RECORD LIST
..........

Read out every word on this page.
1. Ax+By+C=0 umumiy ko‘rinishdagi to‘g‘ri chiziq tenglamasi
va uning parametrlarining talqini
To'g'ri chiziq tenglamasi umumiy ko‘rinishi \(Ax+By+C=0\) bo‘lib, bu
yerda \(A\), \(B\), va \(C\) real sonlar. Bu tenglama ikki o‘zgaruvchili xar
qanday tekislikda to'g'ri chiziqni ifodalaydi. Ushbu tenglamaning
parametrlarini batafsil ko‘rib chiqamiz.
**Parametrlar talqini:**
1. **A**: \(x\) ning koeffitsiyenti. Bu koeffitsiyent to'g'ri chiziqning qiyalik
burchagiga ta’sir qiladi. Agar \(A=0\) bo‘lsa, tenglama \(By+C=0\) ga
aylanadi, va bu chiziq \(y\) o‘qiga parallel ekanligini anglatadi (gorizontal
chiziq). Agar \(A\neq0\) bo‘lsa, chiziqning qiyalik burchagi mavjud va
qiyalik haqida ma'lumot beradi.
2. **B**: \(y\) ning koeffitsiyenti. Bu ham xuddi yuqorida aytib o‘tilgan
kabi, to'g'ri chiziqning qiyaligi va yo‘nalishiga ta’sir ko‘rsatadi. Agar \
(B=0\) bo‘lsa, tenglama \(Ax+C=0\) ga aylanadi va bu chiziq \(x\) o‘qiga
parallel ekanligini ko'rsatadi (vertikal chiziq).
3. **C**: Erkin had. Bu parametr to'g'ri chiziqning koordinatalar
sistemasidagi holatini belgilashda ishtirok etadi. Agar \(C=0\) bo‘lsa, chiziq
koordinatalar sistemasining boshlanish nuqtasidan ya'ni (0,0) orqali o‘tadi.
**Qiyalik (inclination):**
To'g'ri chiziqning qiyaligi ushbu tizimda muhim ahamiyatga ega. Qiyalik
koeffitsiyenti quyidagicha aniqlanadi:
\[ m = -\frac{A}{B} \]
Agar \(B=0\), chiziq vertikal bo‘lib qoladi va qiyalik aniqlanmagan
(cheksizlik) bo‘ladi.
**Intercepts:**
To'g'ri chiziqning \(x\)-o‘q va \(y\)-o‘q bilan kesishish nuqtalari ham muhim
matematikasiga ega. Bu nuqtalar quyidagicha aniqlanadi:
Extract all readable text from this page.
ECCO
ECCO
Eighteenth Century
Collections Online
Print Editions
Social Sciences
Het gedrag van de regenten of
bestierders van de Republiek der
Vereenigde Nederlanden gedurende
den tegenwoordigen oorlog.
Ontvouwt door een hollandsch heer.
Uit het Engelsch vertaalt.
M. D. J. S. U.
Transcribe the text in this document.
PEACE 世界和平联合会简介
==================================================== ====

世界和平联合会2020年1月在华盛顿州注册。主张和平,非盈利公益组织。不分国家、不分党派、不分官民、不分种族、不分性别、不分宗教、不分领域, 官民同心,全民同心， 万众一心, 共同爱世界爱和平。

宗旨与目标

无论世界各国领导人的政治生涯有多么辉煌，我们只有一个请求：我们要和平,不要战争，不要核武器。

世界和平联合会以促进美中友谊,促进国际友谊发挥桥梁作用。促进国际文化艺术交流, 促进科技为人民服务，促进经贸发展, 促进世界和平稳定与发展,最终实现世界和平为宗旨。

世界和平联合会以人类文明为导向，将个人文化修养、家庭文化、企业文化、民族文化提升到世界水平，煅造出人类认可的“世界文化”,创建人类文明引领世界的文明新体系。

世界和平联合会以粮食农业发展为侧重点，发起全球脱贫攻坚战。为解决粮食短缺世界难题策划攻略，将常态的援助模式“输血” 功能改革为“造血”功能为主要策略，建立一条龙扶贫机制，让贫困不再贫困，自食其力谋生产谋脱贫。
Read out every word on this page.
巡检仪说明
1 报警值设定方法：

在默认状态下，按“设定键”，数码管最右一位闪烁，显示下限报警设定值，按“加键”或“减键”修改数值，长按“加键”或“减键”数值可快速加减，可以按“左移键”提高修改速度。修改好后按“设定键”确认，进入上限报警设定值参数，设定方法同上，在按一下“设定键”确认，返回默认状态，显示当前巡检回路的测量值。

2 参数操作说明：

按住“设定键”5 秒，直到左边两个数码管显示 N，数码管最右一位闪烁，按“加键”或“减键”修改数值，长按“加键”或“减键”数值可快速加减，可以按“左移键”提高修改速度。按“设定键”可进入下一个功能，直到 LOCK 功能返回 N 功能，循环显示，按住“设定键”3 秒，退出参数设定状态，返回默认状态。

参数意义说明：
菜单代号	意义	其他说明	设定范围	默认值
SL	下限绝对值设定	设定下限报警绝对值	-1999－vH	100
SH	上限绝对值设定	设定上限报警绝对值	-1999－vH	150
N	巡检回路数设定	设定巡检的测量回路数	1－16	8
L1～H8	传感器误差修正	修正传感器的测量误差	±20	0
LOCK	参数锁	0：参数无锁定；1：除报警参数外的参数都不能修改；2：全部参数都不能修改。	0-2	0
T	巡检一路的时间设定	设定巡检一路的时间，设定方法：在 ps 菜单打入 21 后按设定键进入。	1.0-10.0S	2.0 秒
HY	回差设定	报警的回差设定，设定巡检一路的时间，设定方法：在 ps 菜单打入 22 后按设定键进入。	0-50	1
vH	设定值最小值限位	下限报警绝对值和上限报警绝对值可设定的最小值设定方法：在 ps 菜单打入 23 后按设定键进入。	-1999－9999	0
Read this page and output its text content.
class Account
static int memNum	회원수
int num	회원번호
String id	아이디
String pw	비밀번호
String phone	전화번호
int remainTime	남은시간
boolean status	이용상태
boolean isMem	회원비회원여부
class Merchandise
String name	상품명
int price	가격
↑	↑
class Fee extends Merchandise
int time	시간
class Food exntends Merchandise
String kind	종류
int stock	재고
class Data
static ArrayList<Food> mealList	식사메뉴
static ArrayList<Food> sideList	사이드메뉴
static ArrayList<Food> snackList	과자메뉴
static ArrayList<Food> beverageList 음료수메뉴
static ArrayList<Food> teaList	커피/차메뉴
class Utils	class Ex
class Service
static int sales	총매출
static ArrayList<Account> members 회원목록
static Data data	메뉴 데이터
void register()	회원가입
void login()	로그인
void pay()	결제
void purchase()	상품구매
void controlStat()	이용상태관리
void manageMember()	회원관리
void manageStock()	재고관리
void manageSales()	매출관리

..........

WHAT NEEDS TO BE DONE
Copy the data above in full, character for character.

ANSWER FOR THIS EXERCISE
Read out every word on this page.
1. Ax+By+C=0 umumiy ko‘rinishdagi to‘g‘ri chiziq tenglamasi
va uning parametrlarining talqini
To'g'ri chiziq tenglamasi umumiy ko‘rinishi \(Ax+By+C=0\) bo‘lib, bu
yerda \(A\), \(B\), va \(C\) real sonlar. Bu tenglama ikki o‘zgaruvchili xar
qanday tekislikda to'g'ri chiziqni ifodalaydi. Ushbu tenglamaning
parametrlarini batafsil ko‘rib chiqamiz.
**Parametrlar talqini:**
1. **A**: \(x\) ning koeffitsiyenti. Bu koeffitsiyent to'g'ri chiziqning qiyalik
burchagiga ta’sir qiladi. Agar \(A=0\) bo‘lsa, tenglama \(By+C=0\) ga
aylanadi, va bu chiziq \(y\) o‘qiga parallel ekanligini anglatadi (gorizontal
chiziq). Agar \(A\neq0\) bo‘lsa, chiziqning qiyalik burchagi mavjud va
qiyalik haqida ma'lumot beradi.
2. **B**: \(y\) ning koeffitsiyenti. Bu ham xuddi yuqorida aytib o‘tilgan
kabi, to'g'ri chiziqning qiyaligi va yo‘nalishiga ta’sir ko‘rsatadi. Agar \
(B=0\) bo‘lsa, tenglama \(Ax+C=0\) ga aylanadi va bu chiziq \(x\) o‘qiga
parallel ekanligini ko'rsatadi (vertikal chiziq).
3. **C**: Erkin had. Bu parametr to'g'ri chiziqning koordinatalar
sistemasidagi holatini belgilashda ishtirok etadi. Agar \(C=0\) bo‘lsa, chiziq
koordinatalar sistemasining boshlanish nuqtasidan ya'ni (0,0) orqali o‘tadi.
**Qiyalik (inclination):**
To'g'ri chiziqning qiyaligi ushbu tizimda muhim ahamiyatga ega. Qiyalik
koeffitsiyenti quyidagicha aniqlanadi:
\[ m = -\frac{A}{B} \]
Agar \(B=0\), chiziq vertikal bo‘lib qoladi va qiyalik aniqlanmagan
(cheksizlik) bo‘ladi.
**Intercepts:**
To'g'ri chiziqning \(x\)-o‘q va \(y\)-o‘q bilan kesishish nuqtalari ham muhim
matematikasiga ega. Bu nuqtalar quyidagicha aniqlanadi:
Extract all readable text from this page.
ECCO
ECCO
Eighteenth Century
Collections Online
Print Editions
Social Sciences
Het gedrag van de regenten of
bestierders van de Republiek der
Vereenigde Nederlanden gedurende
den tegenwoordigen oorlog.
Ontvouwt door een hollandsch heer.
Uit het Engelsch vertaalt.
M. D. J. S. U.
Transcribe the text in this document.
PEACE 世界和平联合会简介
==================================================== ====

世界和平联合会2020年1月在华盛顿州注册。主张和平,非盈利公益组织。不分国家、不分党派、不分官民、不分种族、不分性别、不分宗教、不分领域, 官民同心,全民同心， 万众一心, 共同爱世界爱和平。

宗旨与目标

无论世界各国领导人的政治生涯有多么辉煌，我们只有一个请求：我们要和平,不要战争，不要核武器。

世界和平联合会以促进美中友谊,促进国际友谊发挥桥梁作用。促进国际文化艺术交流, 促进科技为人民服务，促进经贸发展, 促进世界和平稳定与发展,最终实现世界和平为宗旨。

世界和平联合会以人类文明为导向，将个人文化修养、家庭文化、企业文化、民族文化提升到世界水平，煅造出人类认可的“世界文化”,创建人类文明引领世界的文明新体系。

世界和平联合会以粮食农业发展为侧重点，发起全球脱贫攻坚战。为解决粮食短缺世界难题策划攻略，将常态的援助模式“输血” 功能改革为“造血”功能为主要策略，建立一条龙扶贫机制，让贫困不再贫困，自食其力谋生产谋脱贫。
Read out every word on this page.
巡检仪说明
1 报警值设定方法：

在默认状态下，按“设定键”，数码管最右一位闪烁，显示下限报警设定值，按“加键”或“减键”修改数值，长按“加键”或“减键”数值可快速加减，可以按“左移键”提高修改速度。修改好后按“设定键”确认，进入上限报警设定值参数，设定方法同上，在按一下“设定键”确认，返回默认状态，显示当前巡检回路的测量值。

2 参数操作说明：

按住“设定键”5 秒，直到左边两个数码管显示 N，数码管最右一位闪烁，按“加键”或“减键”修改数值，长按“加键”或“减键”数值可快速加减，可以按“左移键”提高修改速度。按“设定键”可进入下一个功能，直到 LOCK 功能返回 N 功能，循环显示，按住“设定键”3 秒，退出参数设定状态，返回默认状态。

参数意义说明：
菜单代号	意义	其他说明	设定范围	默认值
SL	下限绝对值设定	设定下限报警绝对值	-1999－vH	100
SH	上限绝对值设定	设定上限报警绝对值	-1999－vH	150
N	巡检回路数设定	设定巡检的测量回路数	1－16	8
L1～H8	传感器误差修正	修正传感器的测量误差	±20	0
LOCK	参数锁	0：参数无锁定；1：除报警参数外的参数都不能修改；2：全部参数都不能修改。	0-2	0
T	巡检一路的时间设定	设定巡检一路的时间，设定方法：在 ps 菜单打入 21 后按设定键进入。	1.0-10.0S	2.0 秒
HY	回差设定	报警的回差设定，设定巡检一路的时间，设定方法：在 ps 菜单打入 22 后按设定键进入。	0-50	1
vH	设定值最小值限位	下限报警绝对值和上限报警绝对值可设定的最小值设定方法：在 ps 菜单打入 23 后按设定键进入。	-1999－9999	0
Read this page and output its text content.
class Account
static int memNum	회원수
int num	회원번호
String id	아이디
String pw	비밀번호
String phone	전화번호
int remainTime	남은시간
boolean status	이용상태
boolean isMem	회원비회원여부
class Merchandise
String name	상품명
int price	가격
↑	↑
class Fee extends Merchandise
int time	시간
class Food exntends Merchandise
String kind	종류
int stock	재고
class Data
static ArrayList<Food> mealList	식사메뉴
static ArrayList<Food> sideList	사이드메뉴
static ArrayList<Food> snackList	과자메뉴
static ArrayList<Food> beverageList 음료수메뉴
static ArrayList<Food> teaList	커피/차메뉴
class Utils	class Ex
class Service
static int sales	총매출
static ArrayList<Account> members 회원목록
static Data data	메뉴 데이터
void register()	회원가입
void login()	로그인
void pay()	결제
void purchase()	상품구매
void controlStat()	이용상태관리
void manageMember()	회원관리
void manageStock()	재고관리
void manageSales()	매출관리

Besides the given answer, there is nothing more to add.